» **What is asked**
Of all the lines in the data below, how many contain "name"? Report that number alone.

-------- Provided data --------

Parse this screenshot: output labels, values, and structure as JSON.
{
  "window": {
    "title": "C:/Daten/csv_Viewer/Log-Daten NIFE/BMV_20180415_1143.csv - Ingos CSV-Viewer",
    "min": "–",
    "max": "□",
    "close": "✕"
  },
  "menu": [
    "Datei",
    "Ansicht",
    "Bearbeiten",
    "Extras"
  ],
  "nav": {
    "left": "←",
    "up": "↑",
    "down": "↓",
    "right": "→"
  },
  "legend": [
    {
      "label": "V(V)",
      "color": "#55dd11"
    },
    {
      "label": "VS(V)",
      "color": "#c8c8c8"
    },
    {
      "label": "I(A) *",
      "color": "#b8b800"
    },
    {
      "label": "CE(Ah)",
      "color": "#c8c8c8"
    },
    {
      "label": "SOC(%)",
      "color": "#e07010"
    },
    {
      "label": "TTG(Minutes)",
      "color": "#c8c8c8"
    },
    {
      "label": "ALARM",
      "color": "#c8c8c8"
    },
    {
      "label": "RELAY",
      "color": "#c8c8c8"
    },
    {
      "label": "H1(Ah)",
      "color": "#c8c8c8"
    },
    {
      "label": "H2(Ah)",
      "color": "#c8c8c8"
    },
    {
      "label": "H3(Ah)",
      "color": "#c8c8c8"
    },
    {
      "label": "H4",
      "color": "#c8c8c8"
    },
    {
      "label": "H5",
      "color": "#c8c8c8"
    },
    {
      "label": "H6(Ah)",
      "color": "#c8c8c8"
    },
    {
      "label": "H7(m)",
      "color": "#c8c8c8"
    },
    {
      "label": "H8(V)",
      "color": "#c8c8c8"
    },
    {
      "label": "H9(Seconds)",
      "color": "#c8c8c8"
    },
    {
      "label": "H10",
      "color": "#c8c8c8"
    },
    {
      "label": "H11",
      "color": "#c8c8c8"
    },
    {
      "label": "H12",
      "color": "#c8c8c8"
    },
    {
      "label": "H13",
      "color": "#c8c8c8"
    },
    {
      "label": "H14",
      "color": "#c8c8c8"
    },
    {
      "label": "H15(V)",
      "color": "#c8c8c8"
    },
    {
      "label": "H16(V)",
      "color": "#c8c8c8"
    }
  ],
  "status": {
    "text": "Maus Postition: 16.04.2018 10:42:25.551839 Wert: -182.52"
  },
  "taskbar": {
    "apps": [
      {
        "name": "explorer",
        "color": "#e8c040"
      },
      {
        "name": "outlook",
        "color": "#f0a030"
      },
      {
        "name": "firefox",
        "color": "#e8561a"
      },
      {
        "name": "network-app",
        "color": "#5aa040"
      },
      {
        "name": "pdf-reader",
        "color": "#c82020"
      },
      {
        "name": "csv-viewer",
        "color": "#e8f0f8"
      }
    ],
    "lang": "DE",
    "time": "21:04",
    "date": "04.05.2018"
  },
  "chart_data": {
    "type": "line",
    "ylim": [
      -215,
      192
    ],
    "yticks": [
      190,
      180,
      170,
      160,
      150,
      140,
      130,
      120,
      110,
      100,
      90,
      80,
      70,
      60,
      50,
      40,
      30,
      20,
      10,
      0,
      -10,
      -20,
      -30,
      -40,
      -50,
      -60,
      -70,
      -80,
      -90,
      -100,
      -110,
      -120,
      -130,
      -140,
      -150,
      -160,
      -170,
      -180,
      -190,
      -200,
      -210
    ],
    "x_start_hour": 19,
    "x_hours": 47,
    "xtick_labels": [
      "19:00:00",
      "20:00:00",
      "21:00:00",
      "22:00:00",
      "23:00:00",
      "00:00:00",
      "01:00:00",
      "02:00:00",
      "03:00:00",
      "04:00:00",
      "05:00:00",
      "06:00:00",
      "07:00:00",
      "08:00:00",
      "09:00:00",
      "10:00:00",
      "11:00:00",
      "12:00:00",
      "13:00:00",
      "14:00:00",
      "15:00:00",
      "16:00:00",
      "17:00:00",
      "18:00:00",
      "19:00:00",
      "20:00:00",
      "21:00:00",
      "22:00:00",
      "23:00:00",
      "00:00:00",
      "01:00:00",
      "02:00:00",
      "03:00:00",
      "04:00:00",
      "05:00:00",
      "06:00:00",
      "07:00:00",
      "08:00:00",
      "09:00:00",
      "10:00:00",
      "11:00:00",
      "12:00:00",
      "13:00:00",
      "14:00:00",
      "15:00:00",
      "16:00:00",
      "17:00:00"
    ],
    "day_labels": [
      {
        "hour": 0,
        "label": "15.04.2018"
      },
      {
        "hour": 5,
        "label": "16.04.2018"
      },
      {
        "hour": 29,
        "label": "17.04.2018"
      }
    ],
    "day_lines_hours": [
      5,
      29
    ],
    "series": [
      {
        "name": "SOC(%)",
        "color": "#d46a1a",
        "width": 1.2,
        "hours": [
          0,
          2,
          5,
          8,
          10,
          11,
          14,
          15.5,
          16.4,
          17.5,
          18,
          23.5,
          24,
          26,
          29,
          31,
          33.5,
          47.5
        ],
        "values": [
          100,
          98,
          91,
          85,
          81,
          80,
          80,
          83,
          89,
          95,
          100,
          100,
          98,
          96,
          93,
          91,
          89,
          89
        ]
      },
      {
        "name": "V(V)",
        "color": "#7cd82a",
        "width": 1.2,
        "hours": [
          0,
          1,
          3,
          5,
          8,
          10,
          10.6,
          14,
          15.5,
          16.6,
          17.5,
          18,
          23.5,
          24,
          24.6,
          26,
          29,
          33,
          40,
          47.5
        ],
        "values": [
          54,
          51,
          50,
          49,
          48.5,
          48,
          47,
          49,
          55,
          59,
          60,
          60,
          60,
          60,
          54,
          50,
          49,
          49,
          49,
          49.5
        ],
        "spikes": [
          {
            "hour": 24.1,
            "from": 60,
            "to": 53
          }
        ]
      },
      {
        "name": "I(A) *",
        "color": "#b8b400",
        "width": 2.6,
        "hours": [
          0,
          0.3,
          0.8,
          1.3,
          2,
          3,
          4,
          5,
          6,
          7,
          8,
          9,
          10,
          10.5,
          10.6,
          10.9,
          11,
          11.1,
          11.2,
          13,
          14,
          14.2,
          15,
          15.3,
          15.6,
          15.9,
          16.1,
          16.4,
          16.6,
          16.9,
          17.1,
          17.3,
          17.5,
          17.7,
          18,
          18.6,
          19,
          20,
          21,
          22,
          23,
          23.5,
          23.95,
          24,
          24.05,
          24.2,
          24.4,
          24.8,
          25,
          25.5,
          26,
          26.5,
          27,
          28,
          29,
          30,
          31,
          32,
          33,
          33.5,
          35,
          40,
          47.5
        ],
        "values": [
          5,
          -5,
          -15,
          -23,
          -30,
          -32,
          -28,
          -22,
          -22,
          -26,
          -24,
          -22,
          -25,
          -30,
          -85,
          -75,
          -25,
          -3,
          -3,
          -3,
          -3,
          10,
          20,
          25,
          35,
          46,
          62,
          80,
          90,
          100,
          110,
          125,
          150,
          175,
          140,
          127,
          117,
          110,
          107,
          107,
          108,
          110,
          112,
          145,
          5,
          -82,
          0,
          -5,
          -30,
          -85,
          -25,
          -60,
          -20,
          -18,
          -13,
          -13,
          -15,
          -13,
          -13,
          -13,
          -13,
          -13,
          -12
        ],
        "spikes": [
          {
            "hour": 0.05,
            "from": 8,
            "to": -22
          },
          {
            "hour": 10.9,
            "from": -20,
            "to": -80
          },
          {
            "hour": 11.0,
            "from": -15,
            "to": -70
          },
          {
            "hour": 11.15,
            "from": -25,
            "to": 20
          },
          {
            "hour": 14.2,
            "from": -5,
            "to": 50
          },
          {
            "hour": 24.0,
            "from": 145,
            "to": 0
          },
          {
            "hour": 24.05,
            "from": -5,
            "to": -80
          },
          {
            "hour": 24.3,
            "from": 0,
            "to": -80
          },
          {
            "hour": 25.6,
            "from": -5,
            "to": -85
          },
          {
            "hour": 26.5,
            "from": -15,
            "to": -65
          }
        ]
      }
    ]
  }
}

--------

» **Solution to this exercise**
9